##### Supplied data

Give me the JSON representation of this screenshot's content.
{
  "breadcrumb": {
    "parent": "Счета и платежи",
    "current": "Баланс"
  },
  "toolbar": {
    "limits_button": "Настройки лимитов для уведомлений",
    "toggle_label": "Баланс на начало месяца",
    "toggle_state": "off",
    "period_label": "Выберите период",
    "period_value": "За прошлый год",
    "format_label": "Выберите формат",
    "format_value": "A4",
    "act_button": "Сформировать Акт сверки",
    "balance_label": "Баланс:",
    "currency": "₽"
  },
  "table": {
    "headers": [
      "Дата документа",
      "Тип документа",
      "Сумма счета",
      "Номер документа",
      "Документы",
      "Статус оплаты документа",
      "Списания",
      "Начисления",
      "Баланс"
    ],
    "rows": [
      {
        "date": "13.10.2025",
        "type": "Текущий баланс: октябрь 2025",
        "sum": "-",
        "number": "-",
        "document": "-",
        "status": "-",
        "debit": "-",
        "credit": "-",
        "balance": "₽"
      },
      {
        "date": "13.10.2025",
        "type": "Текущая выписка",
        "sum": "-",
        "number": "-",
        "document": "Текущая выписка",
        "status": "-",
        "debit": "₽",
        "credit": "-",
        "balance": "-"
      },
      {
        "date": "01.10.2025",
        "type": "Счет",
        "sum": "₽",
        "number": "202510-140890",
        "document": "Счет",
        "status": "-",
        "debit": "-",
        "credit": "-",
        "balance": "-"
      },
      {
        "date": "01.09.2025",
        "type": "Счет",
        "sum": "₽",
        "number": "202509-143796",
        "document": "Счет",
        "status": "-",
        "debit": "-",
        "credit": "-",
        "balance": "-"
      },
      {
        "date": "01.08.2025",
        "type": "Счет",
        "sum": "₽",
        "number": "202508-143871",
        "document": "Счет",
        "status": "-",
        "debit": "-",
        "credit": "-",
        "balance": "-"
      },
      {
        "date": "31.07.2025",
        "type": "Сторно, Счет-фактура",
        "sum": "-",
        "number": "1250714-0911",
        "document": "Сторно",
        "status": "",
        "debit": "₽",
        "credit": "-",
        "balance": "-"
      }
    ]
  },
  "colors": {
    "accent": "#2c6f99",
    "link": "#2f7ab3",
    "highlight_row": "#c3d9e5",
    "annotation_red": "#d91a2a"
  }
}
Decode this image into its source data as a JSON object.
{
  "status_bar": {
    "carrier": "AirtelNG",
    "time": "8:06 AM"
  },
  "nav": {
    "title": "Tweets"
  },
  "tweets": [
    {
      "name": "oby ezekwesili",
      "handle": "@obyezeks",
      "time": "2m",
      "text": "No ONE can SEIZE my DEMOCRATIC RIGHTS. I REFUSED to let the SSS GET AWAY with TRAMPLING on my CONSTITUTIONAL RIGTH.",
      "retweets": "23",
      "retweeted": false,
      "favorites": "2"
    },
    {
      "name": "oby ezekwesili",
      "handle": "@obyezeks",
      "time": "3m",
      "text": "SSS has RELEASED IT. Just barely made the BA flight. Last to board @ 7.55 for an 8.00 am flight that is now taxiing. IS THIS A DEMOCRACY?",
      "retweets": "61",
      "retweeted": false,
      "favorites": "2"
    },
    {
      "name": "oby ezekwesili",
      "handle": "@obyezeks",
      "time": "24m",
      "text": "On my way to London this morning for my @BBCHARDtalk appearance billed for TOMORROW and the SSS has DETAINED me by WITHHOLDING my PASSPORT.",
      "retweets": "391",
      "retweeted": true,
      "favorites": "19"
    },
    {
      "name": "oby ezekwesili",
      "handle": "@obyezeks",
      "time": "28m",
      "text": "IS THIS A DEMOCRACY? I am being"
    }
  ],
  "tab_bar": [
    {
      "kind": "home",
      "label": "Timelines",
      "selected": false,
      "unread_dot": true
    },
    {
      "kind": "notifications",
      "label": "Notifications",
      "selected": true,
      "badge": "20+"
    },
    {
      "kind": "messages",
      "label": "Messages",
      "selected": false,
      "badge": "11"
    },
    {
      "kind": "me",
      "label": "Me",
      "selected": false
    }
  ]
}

##########

### Instructions for the task
Output all of the material, please, exactly as it stands.

### Result of the exercise
Give me the JSON representation of this screenshot's content.
{
  "breadcrumb": {
    "parent": "Счета и платежи",
    "current": "Баланс"
  },
  "toolbar": {
    "limits_button": "Настройки лимитов для уведомлений",
    "toggle_label": "Баланс на начало месяца",
    "toggle_state": "off",
    "period_label": "Выберите период",
    "period_value": "За прошлый год",
    "format_label": "Выберите формат",
    "format_value": "A4",
    "act_button": "Сформировать Акт сверки",
    "balance_label": "Баланс:",
    "currency": "₽"
  },
  "table": {
    "headers": [
      "Дата документа",
      "Тип документа",
      "Сумма счета",
      "Номер документа",
      "Документы",
      "Статус оплаты документа",
      "Списания",
      "Начисления",
      "Баланс"
    ],
    "rows": [
      {
        "date": "13.10.2025",
        "type": "Текущий баланс: октябрь 2025",
        "sum": "-",
        "number": "-",
        "document": "-",
        "status": "-",
        "debit": "-",
        "credit": "-",
        "balance": "₽"
      },
      {
        "date": "13.10.2025",
        "type": "Текущая выписка",
        "sum": "-",
        "number": "-",
        "document": "Текущая выписка",
        "status": "-",
        "debit": "₽",
        "credit": "-",
        "balance": "-"
      },
      {
        "date": "01.10.2025",
        "type": "Счет",
        "sum": "₽",
        "number": "202510-140890",
        "document": "Счет",
        "status": "-",
        "debit": "-",
        "credit": "-",
        "balance": "-"
      },
      {
        "date": "01.09.2025",
        "type": "Счет",
        "sum": "₽",
        "number": "202509-143796",
        "document": "Счет",
        "status": "-",
        "debit": "-",
        "credit": "-",
        "balance": "-"
      },
      {
        "date": "01.08.2025",
        "type": "Счет",
        "sum": "₽",
        "number": "202508-143871",
        "document": "Счет",
        "status": "-",
        "debit": "-",
        "credit": "-",
        "balance": "-"
      },
      {
        "date": "31.07.2025",
        "type": "Сторно, Счет-фактура",
        "sum": "-",
        "number": "1250714-0911",
        "document": "Сторно",
        "status": "",
        "debit": "₽",
        "credit": "-",
        "balance": "-"
      }
    ]
  },
  "colors": {
    "accent": "#2c6f99",
    "link": "#2f7ab3",
    "highlight_row": "#c3d9e5",
    "annotation_red": "#d91a2a"
  }
}
Decode this image into its source data as a JSON object.
{
  "status_bar": {
    "carrier": "AirtelNG",
    "time": "8:06 AM"
  },
  "nav": {
    "title": "Tweets"
  },
  "tweets": [
    {
      "name": "oby ezekwesili",
      "handle": "@obyezeks",
      "time": "2m",
      "text": "No ONE can SEIZE my DEMOCRATIC RIGHTS. I REFUSED to let the SSS GET AWAY with TRAMPLING on my CONSTITUTIONAL RIGTH.",
      "retweets": "23",
      "retweeted": false,
      "favorites": "2"
    },
    {
      "name": "oby ezekwesili",
      "handle": "@obyezeks",
      "time": "3m",
      "text": "SSS has RELEASED IT. Just barely made the BA flight. Last to board @ 7.55 for an 8.00 am flight that is now taxiing. IS THIS A DEMOCRACY?",
      "retweets": "61",
      "retweeted": false,
      "favorites": "2"
    },
    {
      "name": "oby ezekwesili",
      "handle": "@obyezeks",
      "time": "24m",
      "text": "On my way to London this morning for my @BBCHARDtalk appearance billed for TOMORROW and the SSS has DETAINED me by WITHHOLDING my PASSPORT.",
      "retweets": "391",
      "retweeted": true,
      "favorites": "19"
    },
    {
      "name": "oby ezekwesili",
      "handle": "@obyezeks",
      "time": "28m",
      "text": "IS THIS A DEMOCRACY? I am being"
    }
  ],
  "tab_bar": [
    {
      "kind": "home",
      "label": "Timelines",
      "selected": false,
      "unread_dot": true
    },
    {
      "kind": "notifications",
      "label": "Notifications",
      "selected": true,
      "badge": "20+"
    },
    {
      "kind": "messages",
      "label": "Messages",
      "selected": false,
      "badge": "11"
    },
    {
      "kind": "me",
      "label": "Me",
      "selected": false
    }
  ]
}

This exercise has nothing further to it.